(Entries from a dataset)
· · · · · · ·
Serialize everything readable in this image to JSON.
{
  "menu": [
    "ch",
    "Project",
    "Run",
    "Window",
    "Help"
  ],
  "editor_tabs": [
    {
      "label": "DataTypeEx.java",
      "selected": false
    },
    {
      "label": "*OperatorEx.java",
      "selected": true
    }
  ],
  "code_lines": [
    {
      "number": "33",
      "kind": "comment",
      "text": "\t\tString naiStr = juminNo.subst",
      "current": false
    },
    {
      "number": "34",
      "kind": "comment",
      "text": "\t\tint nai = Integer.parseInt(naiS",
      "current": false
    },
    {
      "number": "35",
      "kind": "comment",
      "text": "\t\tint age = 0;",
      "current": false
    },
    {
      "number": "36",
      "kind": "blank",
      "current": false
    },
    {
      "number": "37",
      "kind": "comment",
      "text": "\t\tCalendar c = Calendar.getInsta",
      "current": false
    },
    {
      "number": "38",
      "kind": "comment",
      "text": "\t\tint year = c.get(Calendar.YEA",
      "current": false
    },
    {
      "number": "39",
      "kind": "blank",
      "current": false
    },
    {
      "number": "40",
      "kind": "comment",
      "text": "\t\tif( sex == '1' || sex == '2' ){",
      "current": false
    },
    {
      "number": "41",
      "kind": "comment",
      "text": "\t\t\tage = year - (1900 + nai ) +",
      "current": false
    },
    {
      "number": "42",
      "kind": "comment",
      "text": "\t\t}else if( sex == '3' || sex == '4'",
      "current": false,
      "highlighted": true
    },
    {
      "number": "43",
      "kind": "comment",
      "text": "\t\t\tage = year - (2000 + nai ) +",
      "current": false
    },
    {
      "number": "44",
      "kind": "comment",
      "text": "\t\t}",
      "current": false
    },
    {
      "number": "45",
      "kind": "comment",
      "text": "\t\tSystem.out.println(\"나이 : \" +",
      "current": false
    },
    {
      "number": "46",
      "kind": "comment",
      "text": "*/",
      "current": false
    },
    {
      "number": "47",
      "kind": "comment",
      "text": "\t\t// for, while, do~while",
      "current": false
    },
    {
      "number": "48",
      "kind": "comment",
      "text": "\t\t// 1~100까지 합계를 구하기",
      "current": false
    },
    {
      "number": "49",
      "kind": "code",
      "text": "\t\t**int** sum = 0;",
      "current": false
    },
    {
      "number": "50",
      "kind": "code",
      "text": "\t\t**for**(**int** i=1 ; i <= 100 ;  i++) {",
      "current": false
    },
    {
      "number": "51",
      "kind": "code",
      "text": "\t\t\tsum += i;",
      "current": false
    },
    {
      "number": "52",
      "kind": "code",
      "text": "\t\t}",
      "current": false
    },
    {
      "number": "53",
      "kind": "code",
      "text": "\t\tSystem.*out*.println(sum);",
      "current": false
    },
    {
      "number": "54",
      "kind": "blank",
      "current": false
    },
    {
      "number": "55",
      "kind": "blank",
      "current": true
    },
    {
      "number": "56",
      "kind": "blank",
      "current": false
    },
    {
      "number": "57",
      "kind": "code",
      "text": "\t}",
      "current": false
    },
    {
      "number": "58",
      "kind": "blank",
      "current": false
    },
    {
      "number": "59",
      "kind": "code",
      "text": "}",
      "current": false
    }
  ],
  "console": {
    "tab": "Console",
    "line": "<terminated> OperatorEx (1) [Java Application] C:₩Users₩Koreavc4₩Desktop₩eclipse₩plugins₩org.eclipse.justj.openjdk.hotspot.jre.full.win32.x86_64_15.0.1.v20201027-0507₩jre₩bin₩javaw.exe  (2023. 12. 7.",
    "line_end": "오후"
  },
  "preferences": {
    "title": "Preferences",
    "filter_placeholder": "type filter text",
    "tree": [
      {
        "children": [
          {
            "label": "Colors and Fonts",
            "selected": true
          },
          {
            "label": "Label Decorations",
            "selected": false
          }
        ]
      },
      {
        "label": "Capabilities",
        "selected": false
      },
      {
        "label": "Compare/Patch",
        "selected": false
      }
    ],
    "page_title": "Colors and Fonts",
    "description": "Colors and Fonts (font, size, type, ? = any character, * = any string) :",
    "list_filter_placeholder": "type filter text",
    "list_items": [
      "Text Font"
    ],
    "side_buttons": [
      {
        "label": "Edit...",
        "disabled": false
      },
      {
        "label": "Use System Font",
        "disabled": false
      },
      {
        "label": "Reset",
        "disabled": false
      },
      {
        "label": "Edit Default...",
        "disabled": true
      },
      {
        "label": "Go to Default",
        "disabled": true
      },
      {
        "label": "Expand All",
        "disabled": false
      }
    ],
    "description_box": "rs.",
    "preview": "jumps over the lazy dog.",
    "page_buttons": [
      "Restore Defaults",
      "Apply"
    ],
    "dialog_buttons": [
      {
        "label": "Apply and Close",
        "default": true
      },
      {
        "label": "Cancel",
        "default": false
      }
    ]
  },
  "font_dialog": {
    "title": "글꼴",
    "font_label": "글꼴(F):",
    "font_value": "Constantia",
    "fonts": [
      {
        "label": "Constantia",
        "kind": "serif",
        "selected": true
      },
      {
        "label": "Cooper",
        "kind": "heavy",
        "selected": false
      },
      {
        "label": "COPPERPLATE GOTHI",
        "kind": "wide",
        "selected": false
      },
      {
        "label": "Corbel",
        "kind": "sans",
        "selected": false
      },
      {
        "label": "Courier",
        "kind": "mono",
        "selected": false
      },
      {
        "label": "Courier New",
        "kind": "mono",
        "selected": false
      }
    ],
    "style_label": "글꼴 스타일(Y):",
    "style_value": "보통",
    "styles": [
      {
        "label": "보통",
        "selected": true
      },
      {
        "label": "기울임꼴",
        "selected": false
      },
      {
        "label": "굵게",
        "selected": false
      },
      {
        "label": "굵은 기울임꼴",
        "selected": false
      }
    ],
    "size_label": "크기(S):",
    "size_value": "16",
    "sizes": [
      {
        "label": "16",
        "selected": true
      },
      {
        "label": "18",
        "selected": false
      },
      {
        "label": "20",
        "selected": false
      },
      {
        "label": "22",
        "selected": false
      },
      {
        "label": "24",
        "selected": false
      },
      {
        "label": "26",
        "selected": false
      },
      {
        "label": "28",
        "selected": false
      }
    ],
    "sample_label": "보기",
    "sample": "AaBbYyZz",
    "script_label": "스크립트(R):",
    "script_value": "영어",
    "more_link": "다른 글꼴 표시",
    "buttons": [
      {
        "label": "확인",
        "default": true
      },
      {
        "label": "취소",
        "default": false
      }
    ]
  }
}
· · · · · · ·
BRIEF: Only lines with the word "println" are wanted, so copy each one from the records.

SOLUTION FOR THIS TASK:
      "text": "\t\tSystem.out.println(\"나이 : \" +",
      "text": "\t\tSystem.*out*.println(sum);",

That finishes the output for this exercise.